# START OF Given entries
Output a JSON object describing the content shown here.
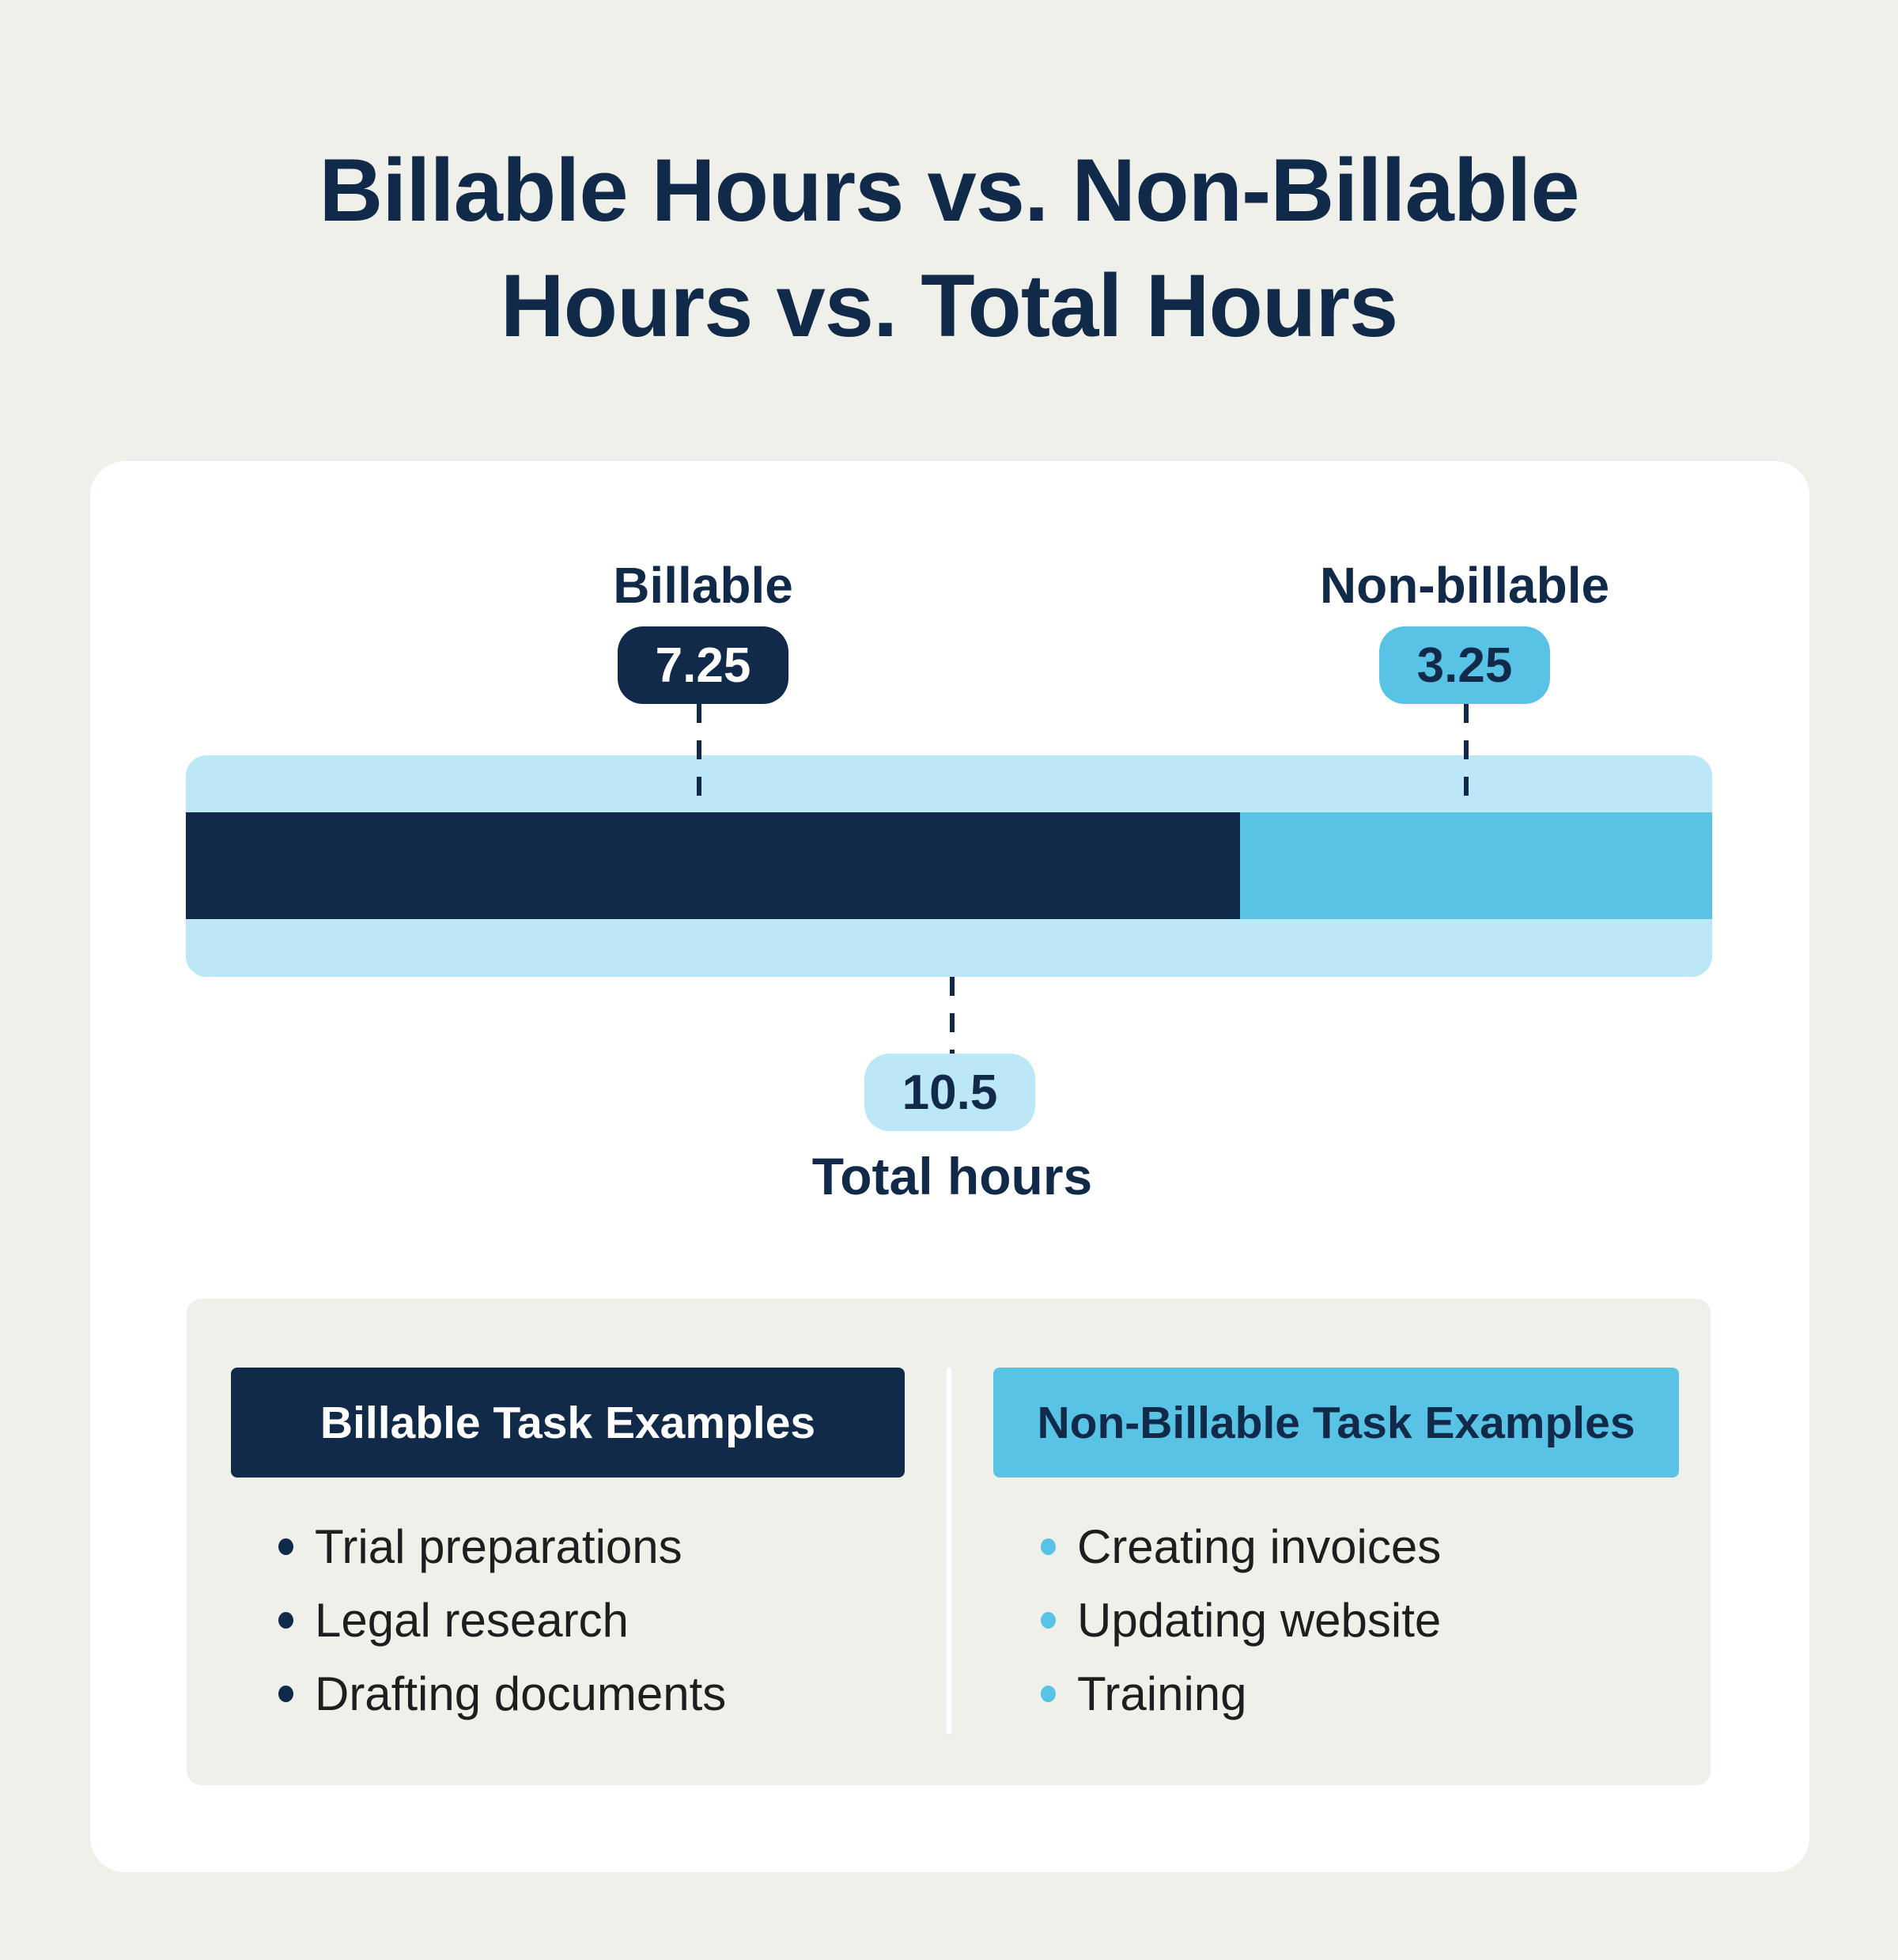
{
  "page": {
    "title_line1": "Billable Hours vs. Non-Billable",
    "title_line2": "Hours vs. Total Hours"
  },
  "chart_data": {
    "type": "bar",
    "orientation": "horizontal-stacked",
    "title": "Billable Hours vs. Non-Billable Hours vs. Total Hours",
    "segments": [
      {
        "label": "Billable",
        "value": 7.25,
        "color": "#112A4A"
      },
      {
        "label": "Non-billable",
        "value": 3.25,
        "color": "#58C3E4"
      }
    ],
    "total": {
      "label": "Total hours",
      "value": 10.5,
      "color": "#BCE7F7"
    },
    "grid": false,
    "legend_position": "callouts-above-and-below-bar"
  },
  "annotations": {
    "billable_label": "Billable",
    "billable_value": "7.25",
    "nonbillable_label": "Non-billable",
    "nonbillable_value": "3.25",
    "total_value": "10.5",
    "total_label": "Total hours"
  },
  "tasks": {
    "billable": {
      "header": "Billable Task Examples",
      "items": [
        "Trial preparations",
        "Legal research",
        "Drafting documents"
      ]
    },
    "non_billable": {
      "header": "Non-Billable Task Examples",
      "items": [
        "Creating invoices",
        "Updating website",
        "Training"
      ]
    }
  },
  "colors": {
    "navy": "#112A4A",
    "mid_blue": "#58C3E4",
    "light_blue": "#BCE7F7",
    "background": "#EEF0E9",
    "card": "#FFFFFF",
    "list_text": "#1E1E1E"
  }
}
# END OF Given entries
— Set exercise —
Reproduce the material word for word. Any pictures should be left out of the copy.

— Response to the task —
Output a JSON object describing the content shown here.
{
  "page": {
    "title_line1": "Billable Hours vs. Non-Billable",
    "title_line2": "Hours vs. Total Hours"
  },
  "chart_data": {
    "type": "bar",
    "orientation": "horizontal-stacked",
    "title": "Billable Hours vs. Non-Billable Hours vs. Total Hours",
    "segments": [
      {
        "label": "Billable",
        "value": 7.25,
        "color": "#112A4A"
      },
      {
        "label": "Non-billable",
        "value": 3.25,
        "color": "#58C3E4"
      }
    ],
    "total": {
      "label": "Total hours",
      "value": 10.5,
      "color": "#BCE7F7"
    },
    "grid": false,
    "legend_position": "callouts-above-and-below-bar"
  },
  "annotations": {
    "billable_label": "Billable",
    "billable_value": "7.25",
    "nonbillable_label": "Non-billable",
    "nonbillable_value": "3.25",
    "total_value": "10.5",
    "total_label": "Total hours"
  },
  "tasks": {
    "billable": {
      "header": "Billable Task Examples",
      "items": [
        "Trial preparations",
        "Legal research",
        "Drafting documents"
      ]
    },
    "non_billable": {
      "header": "Non-Billable Task Examples",
      "items": [
        "Creating invoices",
        "Updating website",
        "Training"
      ]
    }
  },
  "colors": {
    "navy": "#112A4A",
    "mid_blue": "#58C3E4",
    "light_blue": "#BCE7F7",
    "background": "#EEF0E9",
    "card": "#FFFFFF",
    "list_text": "#1E1E1E"
  }
}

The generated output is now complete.